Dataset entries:

========================================================================

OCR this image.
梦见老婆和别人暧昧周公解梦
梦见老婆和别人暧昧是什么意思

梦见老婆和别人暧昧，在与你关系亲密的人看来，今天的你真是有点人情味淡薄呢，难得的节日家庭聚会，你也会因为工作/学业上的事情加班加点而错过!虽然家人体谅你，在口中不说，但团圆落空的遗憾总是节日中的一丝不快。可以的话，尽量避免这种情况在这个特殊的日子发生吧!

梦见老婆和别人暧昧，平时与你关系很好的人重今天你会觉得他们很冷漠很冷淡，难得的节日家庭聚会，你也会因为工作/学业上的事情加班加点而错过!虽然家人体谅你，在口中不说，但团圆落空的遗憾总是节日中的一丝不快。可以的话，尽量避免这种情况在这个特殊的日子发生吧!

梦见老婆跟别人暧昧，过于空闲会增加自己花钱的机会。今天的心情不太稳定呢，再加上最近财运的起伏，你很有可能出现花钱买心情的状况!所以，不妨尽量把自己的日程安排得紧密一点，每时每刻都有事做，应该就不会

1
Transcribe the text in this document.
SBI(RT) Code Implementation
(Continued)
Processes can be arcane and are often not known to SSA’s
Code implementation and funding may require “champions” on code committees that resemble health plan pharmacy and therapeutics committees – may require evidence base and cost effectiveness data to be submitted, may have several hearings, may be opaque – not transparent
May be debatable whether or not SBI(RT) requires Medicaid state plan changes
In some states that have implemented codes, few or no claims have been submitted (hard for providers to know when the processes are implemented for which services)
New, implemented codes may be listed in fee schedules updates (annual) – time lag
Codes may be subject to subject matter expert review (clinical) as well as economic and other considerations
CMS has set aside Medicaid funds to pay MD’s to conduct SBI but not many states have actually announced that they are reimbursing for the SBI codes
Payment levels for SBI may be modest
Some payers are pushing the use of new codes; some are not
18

========================================================================

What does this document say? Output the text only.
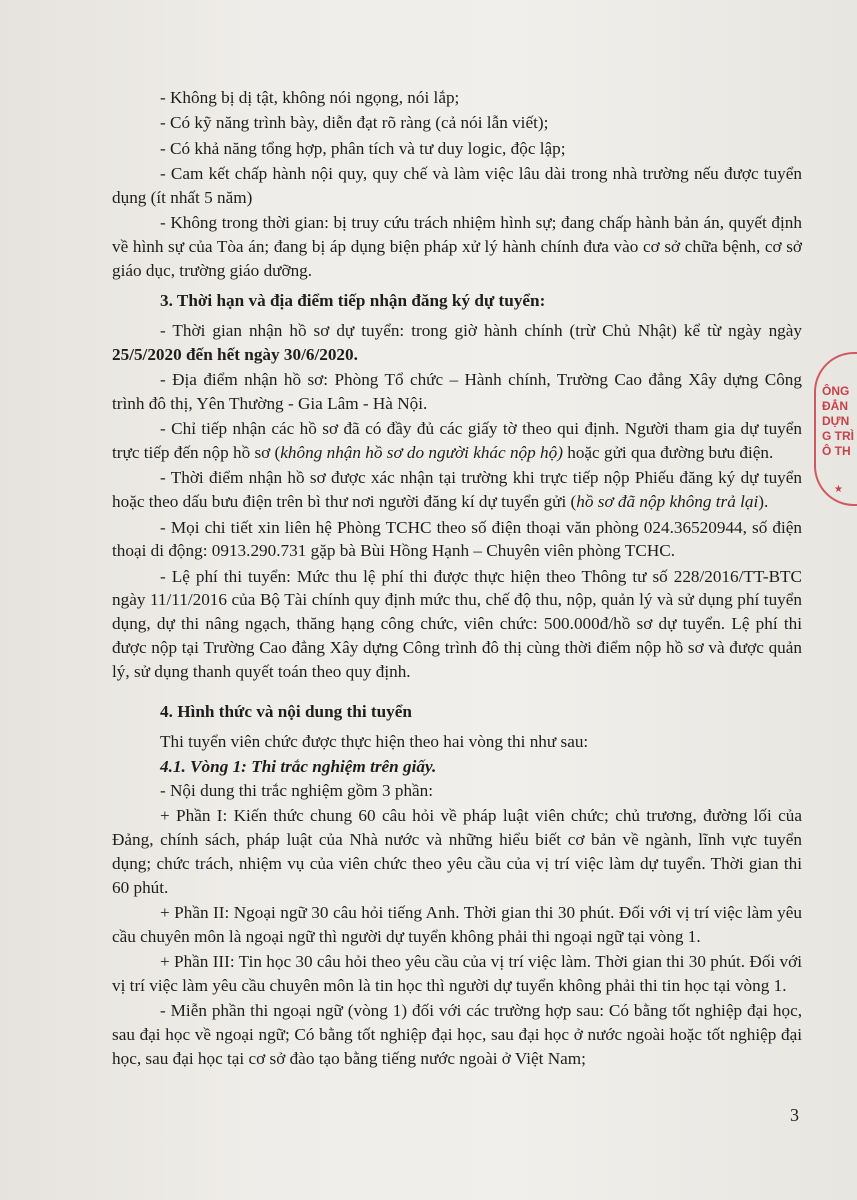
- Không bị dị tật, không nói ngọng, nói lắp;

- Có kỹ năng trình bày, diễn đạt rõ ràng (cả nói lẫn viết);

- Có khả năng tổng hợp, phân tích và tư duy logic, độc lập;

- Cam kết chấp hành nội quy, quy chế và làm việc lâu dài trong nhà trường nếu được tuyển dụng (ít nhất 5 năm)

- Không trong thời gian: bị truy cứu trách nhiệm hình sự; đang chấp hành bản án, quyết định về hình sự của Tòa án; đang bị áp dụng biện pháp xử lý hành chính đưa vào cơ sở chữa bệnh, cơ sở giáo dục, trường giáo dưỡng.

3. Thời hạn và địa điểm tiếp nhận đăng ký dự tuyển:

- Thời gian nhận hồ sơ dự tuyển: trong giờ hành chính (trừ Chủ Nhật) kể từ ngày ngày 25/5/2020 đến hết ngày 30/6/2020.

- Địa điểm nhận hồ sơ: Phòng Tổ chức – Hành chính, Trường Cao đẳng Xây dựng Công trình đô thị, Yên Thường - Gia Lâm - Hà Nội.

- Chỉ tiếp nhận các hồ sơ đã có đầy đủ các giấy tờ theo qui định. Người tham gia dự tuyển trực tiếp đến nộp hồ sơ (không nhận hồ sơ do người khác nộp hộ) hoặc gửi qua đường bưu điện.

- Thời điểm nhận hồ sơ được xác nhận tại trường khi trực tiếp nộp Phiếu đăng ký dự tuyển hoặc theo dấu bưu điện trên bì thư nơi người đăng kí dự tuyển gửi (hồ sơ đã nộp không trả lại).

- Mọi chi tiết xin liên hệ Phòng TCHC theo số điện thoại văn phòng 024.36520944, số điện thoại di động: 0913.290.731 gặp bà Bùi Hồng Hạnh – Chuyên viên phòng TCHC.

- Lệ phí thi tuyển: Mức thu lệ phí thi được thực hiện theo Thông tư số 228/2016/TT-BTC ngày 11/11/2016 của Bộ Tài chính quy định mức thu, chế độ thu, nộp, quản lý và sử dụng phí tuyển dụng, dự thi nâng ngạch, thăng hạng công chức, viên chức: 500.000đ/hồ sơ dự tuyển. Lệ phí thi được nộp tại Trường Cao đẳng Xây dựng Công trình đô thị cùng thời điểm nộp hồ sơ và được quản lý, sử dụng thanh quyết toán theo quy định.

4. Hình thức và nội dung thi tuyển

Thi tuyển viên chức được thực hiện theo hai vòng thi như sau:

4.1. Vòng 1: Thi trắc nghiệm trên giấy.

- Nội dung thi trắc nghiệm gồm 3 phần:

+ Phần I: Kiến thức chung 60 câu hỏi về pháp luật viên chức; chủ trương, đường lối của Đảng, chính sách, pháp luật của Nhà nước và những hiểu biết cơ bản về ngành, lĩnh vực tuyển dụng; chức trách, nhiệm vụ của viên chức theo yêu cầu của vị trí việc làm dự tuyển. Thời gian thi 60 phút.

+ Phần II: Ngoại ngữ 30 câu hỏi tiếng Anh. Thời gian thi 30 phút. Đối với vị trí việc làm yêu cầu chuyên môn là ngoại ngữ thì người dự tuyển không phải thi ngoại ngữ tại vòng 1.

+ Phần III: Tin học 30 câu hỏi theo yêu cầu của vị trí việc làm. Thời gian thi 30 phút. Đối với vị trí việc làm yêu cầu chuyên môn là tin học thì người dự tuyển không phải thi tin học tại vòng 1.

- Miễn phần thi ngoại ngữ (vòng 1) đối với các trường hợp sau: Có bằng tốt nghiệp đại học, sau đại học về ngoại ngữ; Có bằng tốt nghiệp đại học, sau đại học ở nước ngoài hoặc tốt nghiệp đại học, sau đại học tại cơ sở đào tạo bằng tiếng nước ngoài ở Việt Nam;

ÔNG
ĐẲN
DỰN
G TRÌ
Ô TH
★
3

========================================================================

Written exercise »
Find how many lines of the listing include the string "text" and give that number, nothing else.

Solution below »
2